| Given task |
Will you extract the entries word for word? Images should not appear in the copy.

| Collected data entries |
++++++

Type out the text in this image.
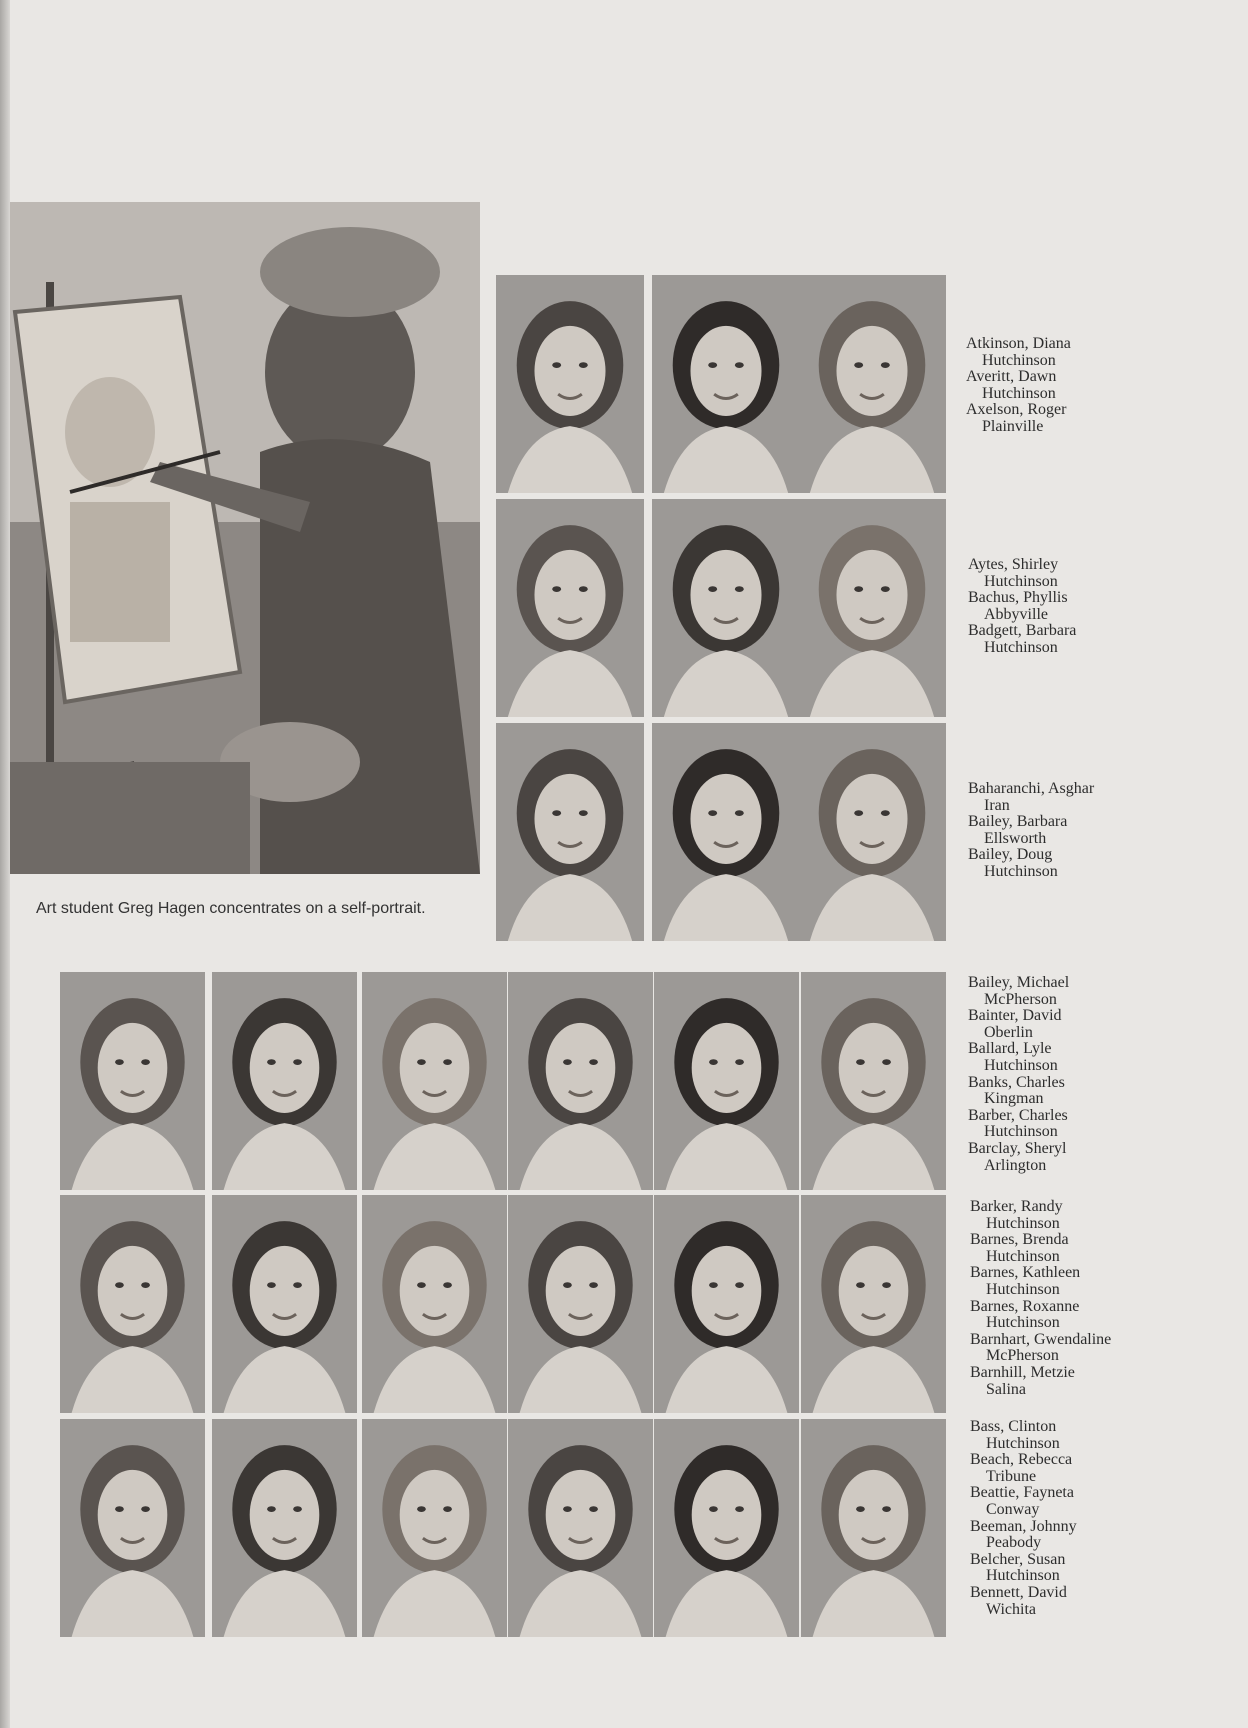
Art student Greg Hagen concentrates on a self-portrait.
Atkinson, Diana
Hutchinson
Averitt, Dawn
Hutchinson
Axelson, Roger
Plainville
Aytes, Shirley
Hutchinson
Bachus, Phyllis
Abbyville
Badgett, Barbara
Hutchinson
Baharanchi, Asghar
Iran
Bailey, Barbara
Ellsworth
Bailey, Doug
Hutchinson
Bailey, Michael
McPherson
Bainter, David
Oberlin
Ballard, Lyle
Hutchinson
Banks, Charles
Kingman
Barber, Charles
Hutchinson
Barclay, Sheryl
Arlington
Barker, Randy
Hutchinson
Barnes, Brenda
Hutchinson
Barnes, Kathleen
Hutchinson
Barnes, Roxanne
Hutchinson
Barnhart, Gwendaline
McPherson
Barnhill, Metzie
Salina
Bass, Clinton
Hutchinson
Beach, Rebecca
Tribune
Beattie, Fayneta
Conway
Beeman, Johnny
Peabody
Belcher, Susan
Hutchinson
Bennett, David
Wichita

++++++

| Correct response |
Type out the text in this image.
Art student Greg Hagen concentrates on a self-portrait.
Atkinson, Diana
Hutchinson
Averitt, Dawn
Hutchinson
Axelson, Roger
Plainville
Aytes, Shirley
Hutchinson
Bachus, Phyllis
Abbyville
Badgett, Barbara
Hutchinson
Baharanchi, Asghar
Iran
Bailey, Barbara
Ellsworth
Bailey, Doug
Hutchinson
Bailey, Michael
McPherson
Bainter, David
Oberlin
Ballard, Lyle
Hutchinson
Banks, Charles
Kingman
Barber, Charles
Hutchinson
Barclay, Sheryl
Arlington
Barker, Randy
Hutchinson
Barnes, Brenda
Hutchinson
Barnes, Kathleen
Hutchinson
Barnes, Roxanne
Hutchinson
Barnhart, Gwendaline
McPherson
Barnhill, Metzie
Salina
Bass, Clinton
Hutchinson
Beach, Rebecca
Tribune
Beattie, Fayneta
Conway
Beeman, Johnny
Peabody
Belcher, Susan
Hutchinson
Bennett, David
Wichita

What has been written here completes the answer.